**PAGE EXCERPT**

((

You can share in a professional researcher's work, learn how to formulate a significant question, evolve a procedure to investigate it, obtain research funding and other resources, gather and examine evidence, follow hunches, detect loopholes, and evaluate and share results with the scientific community.

What is research?

Research is a systematic inquiry that investigates hypotheses, suggests new interpretations of data or texts, and poses new questions for future research to explore.

Research consists of:

  • Asking a question that nobody has asked before;
  • Doing the necessary work to find the answer; and
  • Communicating the knowledge you have acquired to a larger audience.

In practice, research methods vary widely, depending upon the academic discipline's accepted standards, the individual researcher's preferences, or a particular study's needs. Research in science and engineering often involves conducting experiments in the lab or in the field. Research in the arts, humanities, and social sciences may include archival work in the library or on the internet, conducting surveys or in-depth interviews, and a wide range of creative and artistic projects- from costume design to playwriting to curating a fine arts exhibit.

Research is not a solitary activity –but an act of community. As a member of the research community, you are building on the knowledge that others have acquired before you and providing a road map for those who come after you. You are adding to a body of work that will never be complete. Research is an ongoing, collaborative process with no finish line in sight.

Why is research valuable?

Participating in undergraduate research gives you the opportunity to:

  • Work one-on-one with internationally distinguished faculty;
  • Participate in cutting-edge research projects with far-reaching impact;
  • Make significant contributions to a field you care about; and
  • Enhance your competitiveness for graduate or professional school admission or high-level employment.

))

**TASKS**
(A) Summarize the passage on research in two sentences.
(B) According to the passage on research, what does research in science and engineering often involve?
(C) Pick up the passage on research after its final sentence and continue it.

[Structured page parsing data]

((

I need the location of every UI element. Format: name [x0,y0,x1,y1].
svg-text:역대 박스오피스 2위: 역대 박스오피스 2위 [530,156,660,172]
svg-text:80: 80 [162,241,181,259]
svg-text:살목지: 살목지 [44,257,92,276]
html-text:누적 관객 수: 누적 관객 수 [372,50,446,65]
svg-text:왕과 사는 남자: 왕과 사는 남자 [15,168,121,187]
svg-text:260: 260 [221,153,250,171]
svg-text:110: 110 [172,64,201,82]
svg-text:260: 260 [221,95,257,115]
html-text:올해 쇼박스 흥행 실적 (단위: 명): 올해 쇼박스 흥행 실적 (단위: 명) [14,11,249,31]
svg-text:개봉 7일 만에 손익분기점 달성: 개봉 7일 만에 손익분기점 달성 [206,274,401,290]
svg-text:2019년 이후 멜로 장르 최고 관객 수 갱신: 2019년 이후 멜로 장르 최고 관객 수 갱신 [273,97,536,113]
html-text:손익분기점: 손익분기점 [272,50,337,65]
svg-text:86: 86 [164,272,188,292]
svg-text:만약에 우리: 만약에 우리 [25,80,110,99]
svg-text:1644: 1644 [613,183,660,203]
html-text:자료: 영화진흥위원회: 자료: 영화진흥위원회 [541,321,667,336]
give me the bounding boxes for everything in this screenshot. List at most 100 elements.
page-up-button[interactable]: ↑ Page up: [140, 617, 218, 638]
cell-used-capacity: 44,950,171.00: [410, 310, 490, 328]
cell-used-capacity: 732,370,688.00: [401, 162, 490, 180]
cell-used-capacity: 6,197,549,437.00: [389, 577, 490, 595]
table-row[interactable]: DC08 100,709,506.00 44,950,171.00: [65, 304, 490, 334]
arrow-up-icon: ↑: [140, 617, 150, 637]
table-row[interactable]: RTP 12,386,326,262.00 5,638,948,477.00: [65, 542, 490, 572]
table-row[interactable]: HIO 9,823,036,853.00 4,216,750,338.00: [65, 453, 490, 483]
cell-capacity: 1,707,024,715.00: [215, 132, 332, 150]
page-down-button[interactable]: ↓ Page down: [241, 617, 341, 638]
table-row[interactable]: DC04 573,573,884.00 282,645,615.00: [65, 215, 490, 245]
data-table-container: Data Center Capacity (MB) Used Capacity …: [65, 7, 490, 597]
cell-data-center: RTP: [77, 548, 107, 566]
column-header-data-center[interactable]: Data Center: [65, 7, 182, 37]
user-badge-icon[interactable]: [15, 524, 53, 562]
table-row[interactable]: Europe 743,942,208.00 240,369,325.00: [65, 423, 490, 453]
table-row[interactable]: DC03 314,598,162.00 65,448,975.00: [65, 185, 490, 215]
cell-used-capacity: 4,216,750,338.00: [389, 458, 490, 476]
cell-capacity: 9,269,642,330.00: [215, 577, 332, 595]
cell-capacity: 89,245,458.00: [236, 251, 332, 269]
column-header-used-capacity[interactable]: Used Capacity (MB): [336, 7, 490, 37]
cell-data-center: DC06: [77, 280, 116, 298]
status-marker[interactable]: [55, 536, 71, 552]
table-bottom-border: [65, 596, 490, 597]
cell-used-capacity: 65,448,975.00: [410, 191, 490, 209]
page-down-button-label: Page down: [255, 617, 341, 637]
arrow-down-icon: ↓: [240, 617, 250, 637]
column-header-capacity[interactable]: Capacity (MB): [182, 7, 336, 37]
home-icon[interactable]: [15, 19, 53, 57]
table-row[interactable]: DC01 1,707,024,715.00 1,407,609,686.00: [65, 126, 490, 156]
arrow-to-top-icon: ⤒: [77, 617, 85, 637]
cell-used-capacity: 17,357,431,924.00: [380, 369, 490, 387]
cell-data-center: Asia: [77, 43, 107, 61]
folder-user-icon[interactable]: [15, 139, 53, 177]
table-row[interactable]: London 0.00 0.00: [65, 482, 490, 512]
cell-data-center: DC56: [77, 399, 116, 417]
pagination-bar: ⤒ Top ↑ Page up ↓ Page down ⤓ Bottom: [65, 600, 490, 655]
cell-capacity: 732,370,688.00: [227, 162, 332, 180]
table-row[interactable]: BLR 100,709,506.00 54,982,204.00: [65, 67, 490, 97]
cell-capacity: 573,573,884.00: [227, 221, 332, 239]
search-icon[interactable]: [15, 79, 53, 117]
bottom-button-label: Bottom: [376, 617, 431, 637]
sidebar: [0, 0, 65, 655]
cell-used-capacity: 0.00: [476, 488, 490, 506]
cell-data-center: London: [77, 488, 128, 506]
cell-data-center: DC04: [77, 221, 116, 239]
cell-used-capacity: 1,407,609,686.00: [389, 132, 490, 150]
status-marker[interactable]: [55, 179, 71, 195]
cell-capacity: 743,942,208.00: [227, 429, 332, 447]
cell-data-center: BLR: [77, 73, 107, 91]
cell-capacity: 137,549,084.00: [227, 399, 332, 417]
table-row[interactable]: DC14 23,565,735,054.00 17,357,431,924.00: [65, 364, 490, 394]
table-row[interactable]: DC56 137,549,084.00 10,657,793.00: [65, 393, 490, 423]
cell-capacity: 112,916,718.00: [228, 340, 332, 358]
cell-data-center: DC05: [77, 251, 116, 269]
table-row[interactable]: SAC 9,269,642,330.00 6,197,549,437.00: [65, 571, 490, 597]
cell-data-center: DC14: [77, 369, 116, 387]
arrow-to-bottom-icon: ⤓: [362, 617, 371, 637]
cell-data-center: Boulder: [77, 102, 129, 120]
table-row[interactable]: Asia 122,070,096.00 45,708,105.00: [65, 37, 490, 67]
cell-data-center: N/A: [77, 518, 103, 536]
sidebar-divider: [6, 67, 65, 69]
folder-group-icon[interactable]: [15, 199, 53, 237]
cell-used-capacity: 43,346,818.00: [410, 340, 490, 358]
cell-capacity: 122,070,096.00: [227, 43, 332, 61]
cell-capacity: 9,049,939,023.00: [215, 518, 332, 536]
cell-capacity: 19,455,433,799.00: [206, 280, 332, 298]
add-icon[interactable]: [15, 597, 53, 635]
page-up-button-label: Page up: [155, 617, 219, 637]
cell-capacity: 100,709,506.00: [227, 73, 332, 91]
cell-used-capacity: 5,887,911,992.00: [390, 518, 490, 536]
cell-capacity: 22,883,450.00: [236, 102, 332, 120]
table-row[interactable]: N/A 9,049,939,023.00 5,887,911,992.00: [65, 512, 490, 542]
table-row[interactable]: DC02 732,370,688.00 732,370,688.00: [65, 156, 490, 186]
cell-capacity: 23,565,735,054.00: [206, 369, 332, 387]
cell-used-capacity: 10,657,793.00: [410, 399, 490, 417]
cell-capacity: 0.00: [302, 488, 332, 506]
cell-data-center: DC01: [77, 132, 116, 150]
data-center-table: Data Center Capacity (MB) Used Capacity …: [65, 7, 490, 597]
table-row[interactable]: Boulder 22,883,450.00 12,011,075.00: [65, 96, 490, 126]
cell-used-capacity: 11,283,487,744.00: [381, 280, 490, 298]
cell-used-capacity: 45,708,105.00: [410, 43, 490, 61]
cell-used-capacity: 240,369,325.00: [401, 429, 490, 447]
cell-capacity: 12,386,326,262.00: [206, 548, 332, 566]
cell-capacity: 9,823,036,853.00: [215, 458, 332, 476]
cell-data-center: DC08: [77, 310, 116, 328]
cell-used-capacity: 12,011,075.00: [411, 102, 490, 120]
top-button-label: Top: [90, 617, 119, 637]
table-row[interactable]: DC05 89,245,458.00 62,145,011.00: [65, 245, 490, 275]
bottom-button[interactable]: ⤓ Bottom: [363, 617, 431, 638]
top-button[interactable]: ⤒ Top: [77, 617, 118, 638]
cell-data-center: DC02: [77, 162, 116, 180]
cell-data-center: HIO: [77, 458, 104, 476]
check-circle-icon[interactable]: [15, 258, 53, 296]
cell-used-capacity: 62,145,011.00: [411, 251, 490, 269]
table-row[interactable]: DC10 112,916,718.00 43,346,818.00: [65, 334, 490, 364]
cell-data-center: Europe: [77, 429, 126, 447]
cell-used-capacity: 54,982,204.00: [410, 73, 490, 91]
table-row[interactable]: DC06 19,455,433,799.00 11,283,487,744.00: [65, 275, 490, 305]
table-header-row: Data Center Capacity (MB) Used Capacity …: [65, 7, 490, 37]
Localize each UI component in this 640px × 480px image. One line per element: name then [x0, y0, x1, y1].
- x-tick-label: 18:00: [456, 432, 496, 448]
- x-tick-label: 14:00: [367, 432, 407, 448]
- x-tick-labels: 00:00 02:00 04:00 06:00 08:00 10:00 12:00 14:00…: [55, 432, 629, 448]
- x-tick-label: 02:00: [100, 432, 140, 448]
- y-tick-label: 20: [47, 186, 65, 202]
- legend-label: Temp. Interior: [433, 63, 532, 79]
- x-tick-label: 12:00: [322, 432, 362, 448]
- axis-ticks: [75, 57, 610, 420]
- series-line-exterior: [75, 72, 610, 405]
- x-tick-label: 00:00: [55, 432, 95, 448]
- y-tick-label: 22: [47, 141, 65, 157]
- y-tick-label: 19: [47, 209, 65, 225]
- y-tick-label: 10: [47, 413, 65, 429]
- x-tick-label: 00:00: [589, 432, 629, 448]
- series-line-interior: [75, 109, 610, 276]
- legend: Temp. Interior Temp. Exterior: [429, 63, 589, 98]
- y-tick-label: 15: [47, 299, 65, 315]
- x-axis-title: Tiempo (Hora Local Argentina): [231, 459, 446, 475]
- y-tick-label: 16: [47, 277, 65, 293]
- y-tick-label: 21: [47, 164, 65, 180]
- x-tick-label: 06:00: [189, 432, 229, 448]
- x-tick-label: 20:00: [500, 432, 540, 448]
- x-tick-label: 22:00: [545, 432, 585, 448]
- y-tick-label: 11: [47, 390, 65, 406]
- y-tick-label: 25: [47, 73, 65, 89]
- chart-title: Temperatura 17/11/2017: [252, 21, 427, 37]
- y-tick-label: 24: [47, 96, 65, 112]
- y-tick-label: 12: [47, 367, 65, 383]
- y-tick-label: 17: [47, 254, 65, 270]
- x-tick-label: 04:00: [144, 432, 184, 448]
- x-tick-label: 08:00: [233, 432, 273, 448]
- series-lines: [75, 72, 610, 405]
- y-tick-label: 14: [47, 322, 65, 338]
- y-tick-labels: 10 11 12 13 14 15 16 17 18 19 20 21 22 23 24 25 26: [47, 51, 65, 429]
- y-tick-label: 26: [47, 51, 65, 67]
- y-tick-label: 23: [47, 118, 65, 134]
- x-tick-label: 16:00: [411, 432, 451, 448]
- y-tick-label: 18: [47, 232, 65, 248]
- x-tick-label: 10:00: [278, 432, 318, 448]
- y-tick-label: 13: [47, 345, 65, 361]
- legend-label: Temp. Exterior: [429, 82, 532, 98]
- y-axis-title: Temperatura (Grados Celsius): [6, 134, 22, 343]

))

**ANSWER LIST**
(A) Research is a systematic inquiry that consists of asking a question nobody has asked before, doing the work to find the answer, and communicating that knowledge to a larger audience, with methods that vary by discipline, researcher, and study. It is an ongoing, collaborative community process, and undergraduate research offers opportunities such as working one-on-one with distinguished faculty and enhancing competitiveness for graduate school, professional school, or high-level employment.

(B) It often involves conducting experiments in the lab or in the field.

(C)
As a student researcher, you can receive instruction and experience in:

  • Developing and implementing research protocols
  • Critical thinking and analysis
  • Writing research papers
  • Presenting research findings at scholarly meetings (on-campus, statewide, national)
  • Collaboration with other researchers

Is research right for me?

Identify the type of research you might like to do.

Broadly speaking, research can be divided into 3 categories:

  • Fundamental / Basic: Generally characterized by exploration of the theoretical and performed to further the frontiers of human knowledge.
  • Applied: Generally characterized by experimental investigation with the goal of discovering solutions to specific, existing problems defined in advance by researchers. The results of this type of research can be "applied" or directly realized in some practical application.
  • Clinical: Generally conducted in a clinical setting like a hospital or medical clinic, and focuses on discovering cures for specific human/animal diseases or other health problems. Such research, building upon knowledge gained through basic and applied research, results in treatments and drugs that directly improve human healthcare.

Assess your interest in doing research and determine your goals.

  • Are you interested in a more thorough exploration of a subject you are already familiar with?
  • Are you interested in being introduced to a new subject?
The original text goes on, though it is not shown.